> PROVIDED MATERIAL:

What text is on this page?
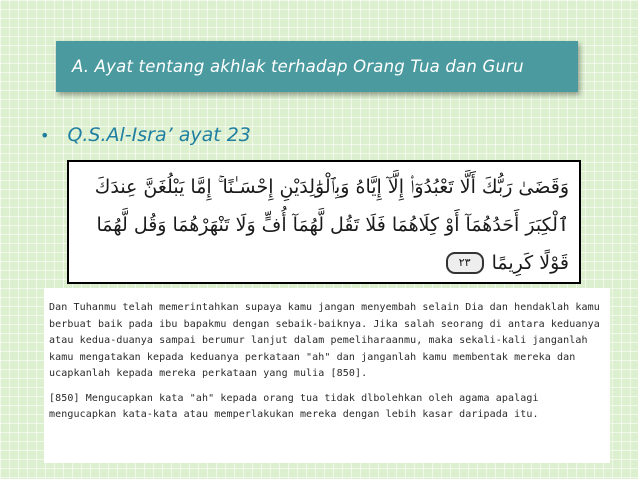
A. Ayat tentang akhlak terhadap Orang Tua dan Guru
• Q.S.Al-Isra’ ayat 23
وَقَضَىٰ رَبُّكَ أَلَّا تَعْبُدُوٓا۟ إِلَّآ إِيَّاهُ وَبِٱلْوَٰلِدَيْنِ إِحْسَـٰنًا ۚ إِمَّا يَبْلُغَنَّ عِندَكَ
ٱلْكِبَرَ أَحَدُهُمَآ أَوْ كِلَاهُمَا فَلَا تَقُل لَّهُمَآ أُفٍّ وَلَا تَنْهَرْهُمَا وَقُل لَّهُمَا
قَوْلًا كَرِيمًا
٢٣

Dan Tuhanmu telah memerintahkan supaya kamu jangan menyembah selain Dia dan hendaklah kamu berbuat baik pada ibu bapakmu dengan sebaik-baiknya. Jika salah seorang di antara keduanya atau kedua-duanya sampai berumur lanjut dalam pemeliharaanmu, maka sekali-kali janganlah kamu mengatakan kepada keduanya perkataan "ah" dan janganlah kamu membentak mereka dan ucapkanlah kepada mereka perkataan yang mulia [850].

[850] Mengucapkan kata "ah" kepada orang tua tidak dlbolehkan oleh agama apalagi mengucapkan kata-kata atau memperlakukan mereka dengan lebih kasar daripada itu.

> AIM:
Each line in the records above should be reproduced exactly; images are not copied.

> TASK ANSWER:
What text is on this page?
A. Ayat tentang akhlak terhadap Orang Tua dan Guru
• Q.S.Al-Isra’ ayat 23
وَقَضَىٰ رَبُّكَ أَلَّا تَعْبُدُوٓا۟ إِلَّآ إِيَّاهُ وَبِٱلْوَٰلِدَيْنِ إِحْسَـٰنًا ۚ إِمَّا يَبْلُغَنَّ عِندَكَ
ٱلْكِبَرَ أَحَدُهُمَآ أَوْ كِلَاهُمَا فَلَا تَقُل لَّهُمَآ أُفٍّ وَلَا تَنْهَرْهُمَا وَقُل لَّهُمَا
قَوْلًا كَرِيمًا
٢٣

Dan Tuhanmu telah memerintahkan supaya kamu jangan menyembah selain Dia dan hendaklah kamu berbuat baik pada ibu bapakmu dengan sebaik-baiknya. Jika salah seorang di antara keduanya atau kedua-duanya sampai berumur lanjut dalam pemeliharaanmu, maka sekali-kali janganlah kamu mengatakan kepada keduanya perkataan "ah" dan janganlah kamu membentak mereka dan ucapkanlah kepada mereka perkataan yang mulia [850].

[850] Mengucapkan kata "ah" kepada orang tua tidak dlbolehkan oleh agama apalagi mengucapkan kata-kata atau memperlakukan mereka dengan lebih kasar daripada itu.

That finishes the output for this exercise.